SHORT EXERCISE:
Return the records word for word. Any pictures in them are not part of the copy.
____________
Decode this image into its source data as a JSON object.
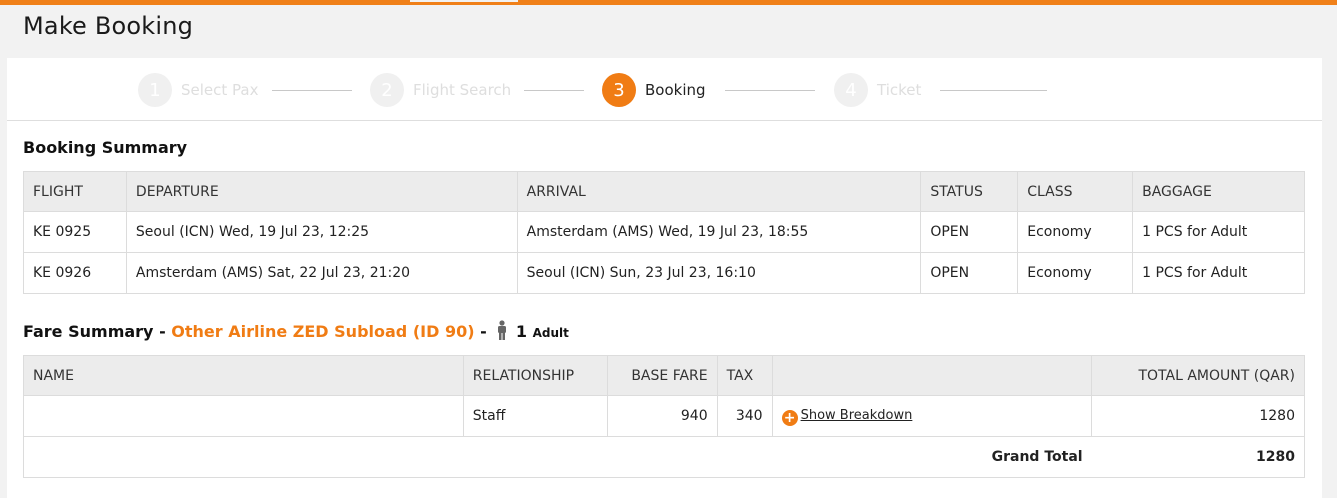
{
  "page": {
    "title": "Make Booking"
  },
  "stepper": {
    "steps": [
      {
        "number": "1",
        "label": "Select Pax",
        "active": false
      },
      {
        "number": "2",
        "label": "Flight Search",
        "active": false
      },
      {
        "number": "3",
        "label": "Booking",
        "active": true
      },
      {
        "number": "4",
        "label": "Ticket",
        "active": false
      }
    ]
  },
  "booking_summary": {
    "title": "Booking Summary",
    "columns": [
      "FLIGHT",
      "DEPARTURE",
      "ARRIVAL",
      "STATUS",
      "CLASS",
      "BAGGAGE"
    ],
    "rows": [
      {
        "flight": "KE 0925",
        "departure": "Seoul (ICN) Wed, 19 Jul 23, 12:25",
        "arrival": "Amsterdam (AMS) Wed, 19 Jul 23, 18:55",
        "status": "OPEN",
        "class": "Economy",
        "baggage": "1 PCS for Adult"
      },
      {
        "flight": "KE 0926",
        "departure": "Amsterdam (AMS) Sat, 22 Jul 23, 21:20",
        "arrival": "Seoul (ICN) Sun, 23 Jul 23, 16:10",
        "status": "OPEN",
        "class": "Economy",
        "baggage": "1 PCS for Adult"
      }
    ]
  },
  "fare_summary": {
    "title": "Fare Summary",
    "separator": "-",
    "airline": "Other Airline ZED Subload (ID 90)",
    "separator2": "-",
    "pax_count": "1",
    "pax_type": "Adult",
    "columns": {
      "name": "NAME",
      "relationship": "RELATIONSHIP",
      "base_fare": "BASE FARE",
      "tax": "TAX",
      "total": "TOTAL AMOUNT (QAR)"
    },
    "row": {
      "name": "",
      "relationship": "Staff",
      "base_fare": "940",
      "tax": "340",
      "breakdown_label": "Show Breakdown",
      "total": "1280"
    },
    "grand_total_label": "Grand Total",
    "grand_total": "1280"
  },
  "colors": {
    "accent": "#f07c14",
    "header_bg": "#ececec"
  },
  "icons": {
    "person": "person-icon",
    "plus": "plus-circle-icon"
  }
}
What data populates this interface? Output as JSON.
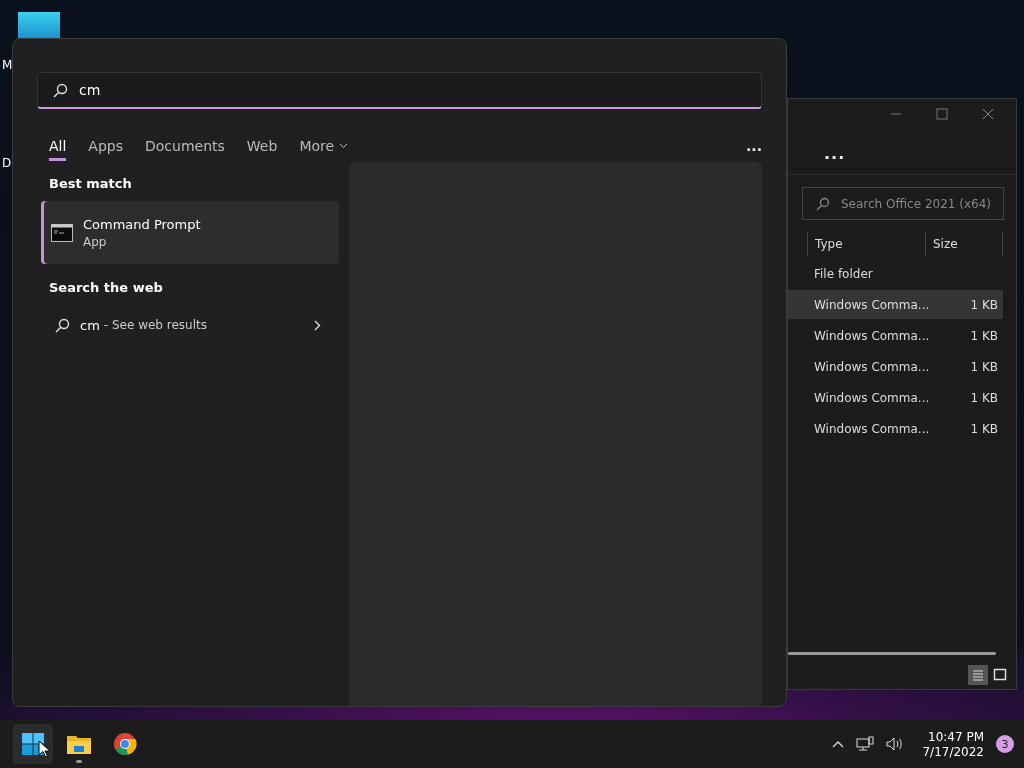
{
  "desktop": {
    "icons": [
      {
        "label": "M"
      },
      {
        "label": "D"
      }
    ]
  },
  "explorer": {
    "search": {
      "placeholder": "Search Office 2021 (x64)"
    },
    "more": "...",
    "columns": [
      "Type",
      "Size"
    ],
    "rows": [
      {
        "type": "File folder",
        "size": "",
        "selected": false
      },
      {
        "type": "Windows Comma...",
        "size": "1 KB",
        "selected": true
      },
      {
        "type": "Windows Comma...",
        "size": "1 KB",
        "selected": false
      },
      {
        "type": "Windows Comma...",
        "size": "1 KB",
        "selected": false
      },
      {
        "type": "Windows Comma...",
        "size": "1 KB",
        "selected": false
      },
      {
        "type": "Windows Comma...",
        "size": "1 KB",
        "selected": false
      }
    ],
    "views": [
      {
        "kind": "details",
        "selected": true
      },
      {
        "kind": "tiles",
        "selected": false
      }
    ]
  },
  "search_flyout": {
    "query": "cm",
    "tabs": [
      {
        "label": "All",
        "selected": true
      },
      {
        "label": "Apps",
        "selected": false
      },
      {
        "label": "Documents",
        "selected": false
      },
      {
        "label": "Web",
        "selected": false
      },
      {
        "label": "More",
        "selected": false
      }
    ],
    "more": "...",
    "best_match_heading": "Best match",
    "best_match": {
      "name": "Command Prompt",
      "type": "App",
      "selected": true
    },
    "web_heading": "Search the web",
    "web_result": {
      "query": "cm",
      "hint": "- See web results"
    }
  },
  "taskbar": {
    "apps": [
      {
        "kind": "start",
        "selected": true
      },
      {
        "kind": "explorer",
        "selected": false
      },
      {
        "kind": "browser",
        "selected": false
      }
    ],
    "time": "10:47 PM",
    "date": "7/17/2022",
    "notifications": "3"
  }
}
____________
CORRECT ANSWER:
Decode this image into its source data as a JSON object.
{
  "page": {
    "title": "Make Booking"
  },
  "stepper": {
    "steps": [
      {
        "number": "1",
        "label": "Select Pax",
        "active": false
      },
      {
        "number": "2",
        "label": "Flight Search",
        "active": false
      },
      {
        "number": "3",
        "label": "Booking",
        "active": true
      },
      {
        "number": "4",
        "label": "Ticket",
        "active": false
      }
    ]
  },
  "booking_summary": {
    "title": "Booking Summary",
    "columns": [
      "FLIGHT",
      "DEPARTURE",
      "ARRIVAL",
      "STATUS",
      "CLASS",
      "BAGGAGE"
    ],
    "rows": [
      {
        "flight": "KE 0925",
        "departure": "Seoul (ICN) Wed, 19 Jul 23, 12:25",
        "arrival": "Amsterdam (AMS) Wed, 19 Jul 23, 18:55",
        "status": "OPEN",
        "class": "Economy",
        "baggage": "1 PCS for Adult"
      },
      {
        "flight": "KE 0926",
        "departure": "Amsterdam (AMS) Sat, 22 Jul 23, 21:20",
        "arrival": "Seoul (ICN) Sun, 23 Jul 23, 16:10",
        "status": "OPEN",
        "class": "Economy",
        "baggage": "1 PCS for Adult"
      }
    ]
  },
  "fare_summary": {
    "title": "Fare Summary",
    "separator": "-",
    "airline": "Other Airline ZED Subload (ID 90)",
    "separator2": "-",
    "pax_count": "1",
    "pax_type": "Adult",
    "columns": {
      "name": "NAME",
      "relationship": "RELATIONSHIP",
      "base_fare": "BASE FARE",
      "tax": "TAX",
      "total": "TOTAL AMOUNT (QAR)"
    },
    "row": {
      "name": "",
      "relationship": "Staff",
      "base_fare": "940",
      "tax": "340",
      "breakdown_label": "Show Breakdown",
      "total": "1280"
    },
    "grand_total_label": "Grand Total",
    "grand_total": "1280"
  },
  "colors": {
    "accent": "#f07c14",
    "header_bg": "#ececec"
  },
  "icons": {
    "person": "person-icon",
    "plus": "plus-circle-icon"
  }
}
What data populates this interface? Output as JSON.
{
  "desktop": {
    "icons": [
      {
        "label": "M"
      },
      {
        "label": "D"
      }
    ]
  },
  "explorer": {
    "search": {
      "placeholder": "Search Office 2021 (x64)"
    },
    "more": "...",
    "columns": [
      "Type",
      "Size"
    ],
    "rows": [
      {
        "type": "File folder",
        "size": "",
        "selected": false
      },
      {
        "type": "Windows Comma...",
        "size": "1 KB",
        "selected": true
      },
      {
        "type": "Windows Comma...",
        "size": "1 KB",
        "selected": false
      },
      {
        "type": "Windows Comma...",
        "size": "1 KB",
        "selected": false
      },
      {
        "type": "Windows Comma...",
        "size": "1 KB",
        "selected": false
      },
      {
        "type": "Windows Comma...",
        "size": "1 KB",
        "selected": false
      }
    ],
    "views": [
      {
        "kind": "details",
        "selected": true
      },
      {
        "kind": "tiles",
        "selected": false
      }
    ]
  },
  "search_flyout": {
    "query": "cm",
    "tabs": [
      {
        "label": "All",
        "selected": true
      },
      {
        "label": "Apps",
        "selected": false
      },
      {
        "label": "Documents",
        "selected": false
      },
      {
        "label": "Web",
        "selected": false
      },
      {
        "label": "More",
        "selected": false
      }
    ],
    "more": "...",
    "best_match_heading": "Best match",
    "best_match": {
      "name": "Command Prompt",
      "type": "App",
      "selected": true
    },
    "web_heading": "Search the web",
    "web_result": {
      "query": "cm",
      "hint": "- See web results"
    }
  },
  "taskbar": {
    "apps": [
      {
        "kind": "start",
        "selected": true
      },
      {
        "kind": "explorer",
        "selected": false
      },
      {
        "kind": "browser",
        "selected": false
      }
    ],
    "time": "10:47 PM",
    "date": "7/17/2022",
    "notifications": "3"
  }
}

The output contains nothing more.